(Exercise objective) Write out each entry again. Keep every word exactly as it is.

(Excerpted data)
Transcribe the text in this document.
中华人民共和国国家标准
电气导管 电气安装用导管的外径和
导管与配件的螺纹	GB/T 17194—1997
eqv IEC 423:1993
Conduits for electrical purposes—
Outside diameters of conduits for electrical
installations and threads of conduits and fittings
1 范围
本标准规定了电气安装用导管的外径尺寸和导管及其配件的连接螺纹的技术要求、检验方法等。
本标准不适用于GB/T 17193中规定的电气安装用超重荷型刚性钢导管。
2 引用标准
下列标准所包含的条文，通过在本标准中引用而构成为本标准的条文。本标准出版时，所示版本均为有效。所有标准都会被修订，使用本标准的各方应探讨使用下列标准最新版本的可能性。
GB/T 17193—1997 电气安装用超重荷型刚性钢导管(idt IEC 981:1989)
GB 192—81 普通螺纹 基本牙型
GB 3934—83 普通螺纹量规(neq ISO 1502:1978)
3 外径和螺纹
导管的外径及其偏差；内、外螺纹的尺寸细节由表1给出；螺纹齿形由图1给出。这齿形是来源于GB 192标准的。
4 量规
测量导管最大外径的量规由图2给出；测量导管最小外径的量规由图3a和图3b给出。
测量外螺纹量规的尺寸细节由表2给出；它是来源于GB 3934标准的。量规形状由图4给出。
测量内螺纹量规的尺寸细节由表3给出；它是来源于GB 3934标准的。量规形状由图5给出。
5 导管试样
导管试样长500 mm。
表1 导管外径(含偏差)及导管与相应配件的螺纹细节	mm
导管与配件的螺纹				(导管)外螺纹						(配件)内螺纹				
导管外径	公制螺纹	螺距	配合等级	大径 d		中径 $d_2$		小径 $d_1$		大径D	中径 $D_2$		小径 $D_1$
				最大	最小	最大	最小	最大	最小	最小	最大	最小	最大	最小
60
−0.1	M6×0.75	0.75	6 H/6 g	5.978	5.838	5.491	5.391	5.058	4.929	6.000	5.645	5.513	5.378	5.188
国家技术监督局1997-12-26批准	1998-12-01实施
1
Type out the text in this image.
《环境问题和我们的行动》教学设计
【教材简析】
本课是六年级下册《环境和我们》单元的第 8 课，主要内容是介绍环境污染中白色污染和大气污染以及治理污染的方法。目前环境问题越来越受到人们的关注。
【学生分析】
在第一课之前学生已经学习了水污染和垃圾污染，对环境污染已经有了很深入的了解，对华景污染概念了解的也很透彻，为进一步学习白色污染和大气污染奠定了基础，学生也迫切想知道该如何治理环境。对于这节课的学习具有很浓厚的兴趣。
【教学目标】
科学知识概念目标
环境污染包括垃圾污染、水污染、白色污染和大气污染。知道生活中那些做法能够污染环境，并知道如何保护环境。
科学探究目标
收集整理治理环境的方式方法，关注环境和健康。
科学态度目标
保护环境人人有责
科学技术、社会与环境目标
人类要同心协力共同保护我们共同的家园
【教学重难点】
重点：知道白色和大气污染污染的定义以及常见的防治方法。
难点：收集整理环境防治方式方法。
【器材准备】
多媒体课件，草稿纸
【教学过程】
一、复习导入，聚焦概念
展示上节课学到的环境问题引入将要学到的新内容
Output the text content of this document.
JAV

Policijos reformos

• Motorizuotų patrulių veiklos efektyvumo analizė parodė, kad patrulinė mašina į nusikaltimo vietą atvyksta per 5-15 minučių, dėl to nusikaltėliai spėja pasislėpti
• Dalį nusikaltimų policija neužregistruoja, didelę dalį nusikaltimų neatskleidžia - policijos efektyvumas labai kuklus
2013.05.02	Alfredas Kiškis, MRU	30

(The result)
Transcribe the text in this document.
中华人民共和国国家标准
电气导管 电气安装用导管的外径和
导管与配件的螺纹	GB/T 17194—1997
eqv IEC 423:1993
Conduits for electrical purposes—
Outside diameters of conduits for electrical
installations and threads of conduits and fittings
1 范围
本标准规定了电气安装用导管的外径尺寸和导管及其配件的连接螺纹的技术要求、检验方法等。
本标准不适用于GB/T 17193中规定的电气安装用超重荷型刚性钢导管。
2 引用标准
下列标准所包含的条文，通过在本标准中引用而构成为本标准的条文。本标准出版时，所示版本均为有效。所有标准都会被修订，使用本标准的各方应探讨使用下列标准最新版本的可能性。
GB/T 17193—1997 电气安装用超重荷型刚性钢导管(idt IEC 981:1989)
GB 192—81 普通螺纹 基本牙型
GB 3934—83 普通螺纹量规(neq ISO 1502:1978)
3 外径和螺纹
导管的外径及其偏差；内、外螺纹的尺寸细节由表1给出；螺纹齿形由图1给出。这齿形是来源于GB 192标准的。
4 量规
测量导管最大外径的量规由图2给出；测量导管最小外径的量规由图3a和图3b给出。
测量外螺纹量规的尺寸细节由表2给出；它是来源于GB 3934标准的。量规形状由图4给出。
测量内螺纹量规的尺寸细节由表3给出；它是来源于GB 3934标准的。量规形状由图5给出。
5 导管试样
导管试样长500 mm。
表1 导管外径(含偏差)及导管与相应配件的螺纹细节	mm
导管与配件的螺纹				(导管)外螺纹						(配件)内螺纹				
导管外径	公制螺纹	螺距	配合等级	大径 d		中径 $d_2$		小径 $d_1$		大径D	中径 $D_2$		小径 $D_1$
				最大	最小	最大	最小	最大	最小	最小	最大	最小	最大	最小
60
−0.1	M6×0.75	0.75	6 H/6 g	5.978	5.838	5.491	5.391	5.058	4.929	6.000	5.645	5.513	5.378	5.188
国家技术监督局1997-12-26批准	1998-12-01实施
1
Type out the text in this image.
《环境问题和我们的行动》教学设计
【教材简析】
本课是六年级下册《环境和我们》单元的第 8 课，主要内容是介绍环境污染中白色污染和大气污染以及治理污染的方法。目前环境问题越来越受到人们的关注。
【学生分析】
在第一课之前学生已经学习了水污染和垃圾污染，对环境污染已经有了很深入的了解，对华景污染概念了解的也很透彻，为进一步学习白色污染和大气污染奠定了基础，学生也迫切想知道该如何治理环境。对于这节课的学习具有很浓厚的兴趣。
【教学目标】
科学知识概念目标
环境污染包括垃圾污染、水污染、白色污染和大气污染。知道生活中那些做法能够污染环境，并知道如何保护环境。
科学探究目标
收集整理治理环境的方式方法，关注环境和健康。
科学态度目标
保护环境人人有责
科学技术、社会与环境目标
人类要同心协力共同保护我们共同的家园
【教学重难点】
重点：知道白色和大气污染污染的定义以及常见的防治方法。
难点：收集整理环境防治方式方法。
【器材准备】
多媒体课件，草稿纸
【教学过程】
一、复习导入，聚焦概念
展示上节课学到的环境问题引入将要学到的新内容
Output the text content of this document.
JAV

Policijos reformos

• Motorizuotų patrulių veiklos efektyvumo analizė parodė, kad patrulinė mašina į nusikaltimo vietą atvyksta per 5-15 minučių, dėl to nusikaltėliai spėja pasislėpti
• Dalį nusikaltimų policija neužregistruoja, didelę dalį nusikaltimų neatskleidžia - policijos efektyvumas labai kuklus
2013.05.02	Alfredas Kiškis, MRU	30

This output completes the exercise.